Collected data entries

===============

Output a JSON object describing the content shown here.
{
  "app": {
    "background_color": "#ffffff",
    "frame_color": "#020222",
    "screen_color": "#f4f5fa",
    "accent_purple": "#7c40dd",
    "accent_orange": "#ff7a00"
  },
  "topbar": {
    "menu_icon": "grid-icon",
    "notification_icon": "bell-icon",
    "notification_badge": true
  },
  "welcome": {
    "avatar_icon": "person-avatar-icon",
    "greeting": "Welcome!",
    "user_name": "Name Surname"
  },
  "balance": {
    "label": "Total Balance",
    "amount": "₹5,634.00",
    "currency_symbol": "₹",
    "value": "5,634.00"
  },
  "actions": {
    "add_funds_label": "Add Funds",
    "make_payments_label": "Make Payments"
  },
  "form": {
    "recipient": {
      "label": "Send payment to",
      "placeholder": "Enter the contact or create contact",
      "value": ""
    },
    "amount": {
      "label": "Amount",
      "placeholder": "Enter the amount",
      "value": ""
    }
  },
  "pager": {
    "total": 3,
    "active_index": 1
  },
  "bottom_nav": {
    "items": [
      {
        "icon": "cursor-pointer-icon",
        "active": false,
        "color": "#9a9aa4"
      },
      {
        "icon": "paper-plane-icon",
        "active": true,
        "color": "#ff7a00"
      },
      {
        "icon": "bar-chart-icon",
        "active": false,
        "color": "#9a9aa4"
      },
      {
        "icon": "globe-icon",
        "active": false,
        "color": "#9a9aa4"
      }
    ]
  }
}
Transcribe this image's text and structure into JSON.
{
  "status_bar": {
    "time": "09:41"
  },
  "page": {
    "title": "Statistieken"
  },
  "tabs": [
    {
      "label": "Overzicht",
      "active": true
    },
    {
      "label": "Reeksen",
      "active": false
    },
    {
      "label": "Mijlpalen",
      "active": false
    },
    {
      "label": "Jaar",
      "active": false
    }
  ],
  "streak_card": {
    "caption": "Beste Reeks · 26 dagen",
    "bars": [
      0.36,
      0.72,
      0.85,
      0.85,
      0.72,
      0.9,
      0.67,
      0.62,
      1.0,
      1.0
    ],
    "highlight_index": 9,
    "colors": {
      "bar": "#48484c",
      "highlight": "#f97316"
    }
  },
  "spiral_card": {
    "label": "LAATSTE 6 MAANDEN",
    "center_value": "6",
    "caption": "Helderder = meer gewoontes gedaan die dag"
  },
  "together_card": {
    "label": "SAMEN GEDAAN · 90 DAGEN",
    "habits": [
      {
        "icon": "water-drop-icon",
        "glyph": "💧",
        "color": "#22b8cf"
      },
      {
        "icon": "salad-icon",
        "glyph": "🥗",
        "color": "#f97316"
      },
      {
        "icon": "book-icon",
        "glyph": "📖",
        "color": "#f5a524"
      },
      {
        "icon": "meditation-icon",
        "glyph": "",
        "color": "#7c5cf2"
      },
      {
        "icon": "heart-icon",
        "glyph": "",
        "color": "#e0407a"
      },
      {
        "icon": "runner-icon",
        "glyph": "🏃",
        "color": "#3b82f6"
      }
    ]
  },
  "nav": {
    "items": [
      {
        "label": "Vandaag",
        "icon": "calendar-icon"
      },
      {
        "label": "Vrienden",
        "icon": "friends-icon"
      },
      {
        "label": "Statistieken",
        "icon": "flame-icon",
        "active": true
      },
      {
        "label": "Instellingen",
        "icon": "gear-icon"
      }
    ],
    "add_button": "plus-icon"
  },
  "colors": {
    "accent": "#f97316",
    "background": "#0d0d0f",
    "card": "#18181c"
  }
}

===============

TASK GOAL
Exactly reproduce the material above.

ANSWER TO THIS TASK
Output a JSON object describing the content shown here.
{
  "app": {
    "background_color": "#ffffff",
    "frame_color": "#020222",
    "screen_color": "#f4f5fa",
    "accent_purple": "#7c40dd",
    "accent_orange": "#ff7a00"
  },
  "topbar": {
    "menu_icon": "grid-icon",
    "notification_icon": "bell-icon",
    "notification_badge": true
  },
  "welcome": {
    "avatar_icon": "person-avatar-icon",
    "greeting": "Welcome!",
    "user_name": "Name Surname"
  },
  "balance": {
    "label": "Total Balance",
    "amount": "₹5,634.00",
    "currency_symbol": "₹",
    "value": "5,634.00"
  },
  "actions": {
    "add_funds_label": "Add Funds",
    "make_payments_label": "Make Payments"
  },
  "form": {
    "recipient": {
      "label": "Send payment to",
      "placeholder": "Enter the contact or create contact",
      "value": ""
    },
    "amount": {
      "label": "Amount",
      "placeholder": "Enter the amount",
      "value": ""
    }
  },
  "pager": {
    "total": 3,
    "active_index": 1
  },
  "bottom_nav": {
    "items": [
      {
        "icon": "cursor-pointer-icon",
        "active": false,
        "color": "#9a9aa4"
      },
      {
        "icon": "paper-plane-icon",
        "active": true,
        "color": "#ff7a00"
      },
      {
        "icon": "bar-chart-icon",
        "active": false,
        "color": "#9a9aa4"
      },
      {
        "icon": "globe-icon",
        "active": false,
        "color": "#9a9aa4"
      }
    ]
  }
}
Transcribe this image's text and structure into JSON.
{
  "status_bar": {
    "time": "09:41"
  },
  "page": {
    "title": "Statistieken"
  },
  "tabs": [
    {
      "label": "Overzicht",
      "active": true
    },
    {
      "label": "Reeksen",
      "active": false
    },
    {
      "label": "Mijlpalen",
      "active": false
    },
    {
      "label": "Jaar",
      "active": false
    }
  ],
  "streak_card": {
    "caption": "Beste Reeks · 26 dagen",
    "bars": [
      0.36,
      0.72,
      0.85,
      0.85,
      0.72,
      0.9,
      0.67,
      0.62,
      1.0,
      1.0
    ],
    "highlight_index": 9,
    "colors": {
      "bar": "#48484c",
      "highlight": "#f97316"
    }
  },
  "spiral_card": {
    "label": "LAATSTE 6 MAANDEN",
    "center_value": "6",
    "caption": "Helderder = meer gewoontes gedaan die dag"
  },
  "together_card": {
    "label": "SAMEN GEDAAN · 90 DAGEN",
    "habits": [
      {
        "icon": "water-drop-icon",
        "glyph": "💧",
        "color": "#22b8cf"
      },
      {
        "icon": "salad-icon",
        "glyph": "🥗",
        "color": "#f97316"
      },
      {
        "icon": "book-icon",
        "glyph": "📖",
        "color": "#f5a524"
      },
      {
        "icon": "meditation-icon",
        "glyph": "",
        "color": "#7c5cf2"
      },
      {
        "icon": "heart-icon",
        "glyph": "",
        "color": "#e0407a"
      },
      {
        "icon": "runner-icon",
        "glyph": "🏃",
        "color": "#3b82f6"
      }
    ]
  },
  "nav": {
    "items": [
      {
        "label": "Vandaag",
        "icon": "calendar-icon"
      },
      {
        "label": "Vrienden",
        "icon": "friends-icon"
      },
      {
        "label": "Statistieken",
        "icon": "flame-icon",
        "active": true
      },
      {
        "label": "Instellingen",
        "icon": "gear-icon"
      }
    ],
    "add_button": "plus-icon"
  },
  "colors": {
    "accent": "#f97316",
    "background": "#0d0d0f",
    "card": "#18181c"
  }
}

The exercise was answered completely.